Set task 1
Please update the parallel-lines lesson from "The distance between the two" up to and including "Parallel lines intersect.", putting "cross" wherever "intersect" appears.
Set task 2
In the parallel-lines lesson, at what angle do perpendicular lines fall?
** Start of Selected extract **
Parallel lines are coplanar lines that never intersect. We see parallel lines every day, whether they're power lines strung overhead or underfoot like a crosswalk. Here is an example of parallel lines on a graph:

## Distance between two parallel lines

The shortest distance between parallel lines is the distance between two points, one on each line, that forms a perpendicular line to the parallel lines. Perpendicular lines fall at 90 degrees or a right angle. You can draw perpendicular lines between many points, and they will all have the same distance between the parallel lines.

## Calculating the distance between parallel lines (standard form)

Let's say you want to find the distance between the parallel lines $6x+8y=6$ and $6x+8y=26$ .

These equations are written in the standard form of a linear equation, which is ax+by=c.

For both equations, $a=6$ and $b=8$ . Since each c is different, we'll say that ${c}_{1}$ is the

constant for line 1 and ${c}_{2}$ is the constant for line 2.

${c}_{1}=6$ and ${c}_{2}=26$

The distance formula is:

$d=\frac{|{c}_{2}-{c}_{1}|}{\sqrt{{a}^{2}+{b}^{2}}}$

Let's substitute the numbers.

$d=\frac{|26-6|}{\sqrt{{6}^{2}+{8}^{2}}}$

Simplify the numerator.

$d=\frac{|20|}{\sqrt{{6}^{2}+{8}^{2}}}$

Simplify the denominator.

$d=\frac{|20|}{\sqrt{36+64}}=\frac{20}{10}$

$d=\frac{20}{10}=\frac{2}{1}=2$

The distance between the two parallel lines is 2.

## Practice questions on the distance between parallel lines

a. True or false: The shortest distance between two parallel lines is any two points between them that form a perpendicular line.

b. True or false: Parallel lines intersect.

c. True or false: ax+by=c is written in the standard form of a linear equation.

d. Find the distance between the following parallel lines: $3x+4y=6$ and $3x+4y=21$ where $a=3$ , $b=4$ , ${c}_{1}=6$ , and ${c}_{2}=21$ .

e. Find the distance between the following parallel lines: $5x+12y=10$ and $5x+12y=36$ where $a=5$ , $b=12$ , ${c}_{1}=10$ , and ${c}_{2}=36$ .
** End of Selected extract **
** Start of Extracted information **
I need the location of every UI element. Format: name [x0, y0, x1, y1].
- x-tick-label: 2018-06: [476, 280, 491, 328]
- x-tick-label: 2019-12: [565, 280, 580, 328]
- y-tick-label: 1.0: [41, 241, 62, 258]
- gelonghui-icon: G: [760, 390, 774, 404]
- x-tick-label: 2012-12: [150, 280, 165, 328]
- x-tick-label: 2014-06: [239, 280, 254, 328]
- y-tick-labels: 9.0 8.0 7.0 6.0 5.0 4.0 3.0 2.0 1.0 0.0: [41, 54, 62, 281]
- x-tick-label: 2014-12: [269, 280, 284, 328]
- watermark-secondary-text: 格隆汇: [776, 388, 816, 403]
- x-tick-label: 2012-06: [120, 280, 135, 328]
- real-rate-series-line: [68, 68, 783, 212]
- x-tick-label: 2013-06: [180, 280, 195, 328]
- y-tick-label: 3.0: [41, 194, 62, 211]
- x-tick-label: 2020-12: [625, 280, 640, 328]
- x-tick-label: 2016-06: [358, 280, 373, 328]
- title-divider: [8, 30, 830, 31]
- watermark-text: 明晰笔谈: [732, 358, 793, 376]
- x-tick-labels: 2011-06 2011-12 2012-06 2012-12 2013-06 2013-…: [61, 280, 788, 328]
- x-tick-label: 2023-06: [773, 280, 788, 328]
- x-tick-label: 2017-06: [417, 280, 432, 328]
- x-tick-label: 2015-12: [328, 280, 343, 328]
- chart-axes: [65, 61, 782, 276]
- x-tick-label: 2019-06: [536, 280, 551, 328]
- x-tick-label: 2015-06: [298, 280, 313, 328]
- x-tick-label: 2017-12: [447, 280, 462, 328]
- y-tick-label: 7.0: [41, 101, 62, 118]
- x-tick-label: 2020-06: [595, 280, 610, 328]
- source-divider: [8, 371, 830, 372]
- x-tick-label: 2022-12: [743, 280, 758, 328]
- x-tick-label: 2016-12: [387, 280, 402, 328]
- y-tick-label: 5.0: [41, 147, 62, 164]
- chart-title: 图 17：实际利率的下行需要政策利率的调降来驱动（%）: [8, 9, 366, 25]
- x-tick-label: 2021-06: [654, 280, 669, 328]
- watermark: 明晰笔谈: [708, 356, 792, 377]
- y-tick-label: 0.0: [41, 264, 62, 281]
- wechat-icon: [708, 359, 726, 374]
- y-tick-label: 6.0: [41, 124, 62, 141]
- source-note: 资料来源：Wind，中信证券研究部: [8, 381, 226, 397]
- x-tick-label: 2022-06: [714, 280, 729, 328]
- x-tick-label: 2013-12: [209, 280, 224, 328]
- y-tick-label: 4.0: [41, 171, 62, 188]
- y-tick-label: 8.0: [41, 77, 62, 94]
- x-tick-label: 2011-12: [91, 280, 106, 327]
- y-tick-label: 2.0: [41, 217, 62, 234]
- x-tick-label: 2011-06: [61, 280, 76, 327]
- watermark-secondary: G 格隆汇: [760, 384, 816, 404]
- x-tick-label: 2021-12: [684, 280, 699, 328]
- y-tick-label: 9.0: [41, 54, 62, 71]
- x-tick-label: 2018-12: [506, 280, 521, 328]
** End of Extracted information **
Response 1
The distance between the two parallel lines is 2.

## Practice questions on the distance between parallel lines

a. True or false: The shortest distance between two parallel lines is any two points between them that form a perpendicular line.

b. True or false: Parallel lines cross.

Response 2
At 90 degrees, a right angle.